Would you return the complete listing below word for word?

--------------------------------

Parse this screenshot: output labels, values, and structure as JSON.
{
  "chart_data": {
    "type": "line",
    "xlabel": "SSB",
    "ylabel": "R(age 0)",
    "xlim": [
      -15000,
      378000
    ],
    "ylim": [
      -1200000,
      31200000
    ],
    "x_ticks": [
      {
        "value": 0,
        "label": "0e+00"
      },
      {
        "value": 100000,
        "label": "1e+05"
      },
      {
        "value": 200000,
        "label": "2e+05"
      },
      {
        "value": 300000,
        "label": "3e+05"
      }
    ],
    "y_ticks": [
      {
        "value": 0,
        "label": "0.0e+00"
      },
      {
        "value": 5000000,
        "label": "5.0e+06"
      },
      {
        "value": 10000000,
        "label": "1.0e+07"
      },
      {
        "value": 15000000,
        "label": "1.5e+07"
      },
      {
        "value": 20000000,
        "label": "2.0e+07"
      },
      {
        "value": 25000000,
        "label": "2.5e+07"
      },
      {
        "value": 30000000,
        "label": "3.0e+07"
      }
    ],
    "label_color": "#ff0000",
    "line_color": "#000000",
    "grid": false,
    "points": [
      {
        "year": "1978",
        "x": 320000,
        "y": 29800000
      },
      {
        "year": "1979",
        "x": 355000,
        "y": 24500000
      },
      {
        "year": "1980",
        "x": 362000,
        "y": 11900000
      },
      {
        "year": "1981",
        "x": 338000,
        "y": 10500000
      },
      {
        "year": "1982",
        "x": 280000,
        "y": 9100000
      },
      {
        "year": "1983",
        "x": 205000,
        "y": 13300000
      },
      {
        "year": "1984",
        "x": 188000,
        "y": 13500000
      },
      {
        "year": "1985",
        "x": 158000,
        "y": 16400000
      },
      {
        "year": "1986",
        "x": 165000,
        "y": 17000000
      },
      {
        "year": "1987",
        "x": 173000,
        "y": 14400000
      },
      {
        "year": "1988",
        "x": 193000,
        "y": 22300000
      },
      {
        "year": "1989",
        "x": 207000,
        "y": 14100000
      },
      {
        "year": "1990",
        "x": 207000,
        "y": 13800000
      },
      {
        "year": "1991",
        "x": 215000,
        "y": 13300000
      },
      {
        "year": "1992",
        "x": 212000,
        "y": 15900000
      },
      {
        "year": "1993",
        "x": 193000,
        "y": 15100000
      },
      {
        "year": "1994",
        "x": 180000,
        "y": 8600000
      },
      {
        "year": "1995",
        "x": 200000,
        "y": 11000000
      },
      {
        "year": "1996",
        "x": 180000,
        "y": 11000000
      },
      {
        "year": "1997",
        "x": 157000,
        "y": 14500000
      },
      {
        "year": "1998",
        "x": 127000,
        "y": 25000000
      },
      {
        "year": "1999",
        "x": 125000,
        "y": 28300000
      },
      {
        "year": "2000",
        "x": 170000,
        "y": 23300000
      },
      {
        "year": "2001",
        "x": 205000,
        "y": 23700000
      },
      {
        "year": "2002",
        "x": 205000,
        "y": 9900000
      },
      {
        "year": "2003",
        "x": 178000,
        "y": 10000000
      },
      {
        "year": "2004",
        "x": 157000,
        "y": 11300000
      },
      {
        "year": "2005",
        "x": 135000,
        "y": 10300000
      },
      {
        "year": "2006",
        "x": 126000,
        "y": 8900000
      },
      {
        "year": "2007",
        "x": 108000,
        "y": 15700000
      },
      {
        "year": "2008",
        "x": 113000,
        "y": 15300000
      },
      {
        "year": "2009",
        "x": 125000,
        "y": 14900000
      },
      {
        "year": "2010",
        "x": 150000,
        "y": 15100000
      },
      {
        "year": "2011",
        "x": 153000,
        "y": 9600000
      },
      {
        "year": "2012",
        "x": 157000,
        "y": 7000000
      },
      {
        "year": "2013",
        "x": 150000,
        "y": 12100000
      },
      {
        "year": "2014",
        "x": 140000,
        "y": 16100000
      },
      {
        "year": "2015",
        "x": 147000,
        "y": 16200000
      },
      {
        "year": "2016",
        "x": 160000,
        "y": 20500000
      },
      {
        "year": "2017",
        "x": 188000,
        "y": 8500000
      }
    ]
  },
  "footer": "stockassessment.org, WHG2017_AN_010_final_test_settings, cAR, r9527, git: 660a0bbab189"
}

--------------------------------

#### [Exercise solution]
Parse this screenshot: output labels, values, and structure as JSON.
{
  "chart_data": {
    "type": "line",
    "xlabel": "SSB",
    "ylabel": "R(age 0)",
    "xlim": [
      -15000,
      378000
    ],
    "ylim": [
      -1200000,
      31200000
    ],
    "x_ticks": [
      {
        "value": 0,
        "label": "0e+00"
      },
      {
        "value": 100000,
        "label": "1e+05"
      },
      {
        "value": 200000,
        "label": "2e+05"
      },
      {
        "value": 300000,
        "label": "3e+05"
      }
    ],
    "y_ticks": [
      {
        "value": 0,
        "label": "0.0e+00"
      },
      {
        "value": 5000000,
        "label": "5.0e+06"
      },
      {
        "value": 10000000,
        "label": "1.0e+07"
      },
      {
        "value": 15000000,
        "label": "1.5e+07"
      },
      {
        "value": 20000000,
        "label": "2.0e+07"
      },
      {
        "value": 25000000,
        "label": "2.5e+07"
      },
      {
        "value": 30000000,
        "label": "3.0e+07"
      }
    ],
    "label_color": "#ff0000",
    "line_color": "#000000",
    "grid": false,
    "points": [
      {
        "year": "1978",
        "x": 320000,
        "y": 29800000
      },
      {
        "year": "1979",
        "x": 355000,
        "y": 24500000
      },
      {
        "year": "1980",
        "x": 362000,
        "y": 11900000
      },
      {
        "year": "1981",
        "x": 338000,
        "y": 10500000
      },
      {
        "year": "1982",
        "x": 280000,
        "y": 9100000
      },
      {
        "year": "1983",
        "x": 205000,
        "y": 13300000
      },
      {
        "year": "1984",
        "x": 188000,
        "y": 13500000
      },
      {
        "year": "1985",
        "x": 158000,
        "y": 16400000
      },
      {
        "year": "1986",
        "x": 165000,
        "y": 17000000
      },
      {
        "year": "1987",
        "x": 173000,
        "y": 14400000
      },
      {
        "year": "1988",
        "x": 193000,
        "y": 22300000
      },
      {
        "year": "1989",
        "x": 207000,
        "y": 14100000
      },
      {
        "year": "1990",
        "x": 207000,
        "y": 13800000
      },
      {
        "year": "1991",
        "x": 215000,
        "y": 13300000
      },
      {
        "year": "1992",
        "x": 212000,
        "y": 15900000
      },
      {
        "year": "1993",
        "x": 193000,
        "y": 15100000
      },
      {
        "year": "1994",
        "x": 180000,
        "y": 8600000
      },
      {
        "year": "1995",
        "x": 200000,
        "y": 11000000
      },
      {
        "year": "1996",
        "x": 180000,
        "y": 11000000
      },
      {
        "year": "1997",
        "x": 157000,
        "y": 14500000
      },
      {
        "year": "1998",
        "x": 127000,
        "y": 25000000
      },
      {
        "year": "1999",
        "x": 125000,
        "y": 28300000
      },
      {
        "year": "2000",
        "x": 170000,
        "y": 23300000
      },
      {
        "year": "2001",
        "x": 205000,
        "y": 23700000
      },
      {
        "year": "2002",
        "x": 205000,
        "y": 9900000
      },
      {
        "year": "2003",
        "x": 178000,
        "y": 10000000
      },
      {
        "year": "2004",
        "x": 157000,
        "y": 11300000
      },
      {
        "year": "2005",
        "x": 135000,
        "y": 10300000
      },
      {
        "year": "2006",
        "x": 126000,
        "y": 8900000
      },
      {
        "year": "2007",
        "x": 108000,
        "y": 15700000
      },
      {
        "year": "2008",
        "x": 113000,
        "y": 15300000
      },
      {
        "year": "2009",
        "x": 125000,
        "y": 14900000
      },
      {
        "year": "2010",
        "x": 150000,
        "y": 15100000
      },
      {
        "year": "2011",
        "x": 153000,
        "y": 9600000
      },
      {
        "year": "2012",
        "x": 157000,
        "y": 7000000
      },
      {
        "year": "2013",
        "x": 150000,
        "y": 12100000
      },
      {
        "year": "2014",
        "x": 140000,
        "y": 16100000
      },
      {
        "year": "2015",
        "x": 147000,
        "y": 16200000
      },
      {
        "year": "2016",
        "x": 160000,
        "y": 20500000
      },
      {
        "year": "2017",
        "x": 188000,
        "y": 8500000
      }
    ]
  },
  "footer": "stockassessment.org, WHG2017_AN_010_final_test_settings, cAR, r9527, git: 660a0bbab189"
}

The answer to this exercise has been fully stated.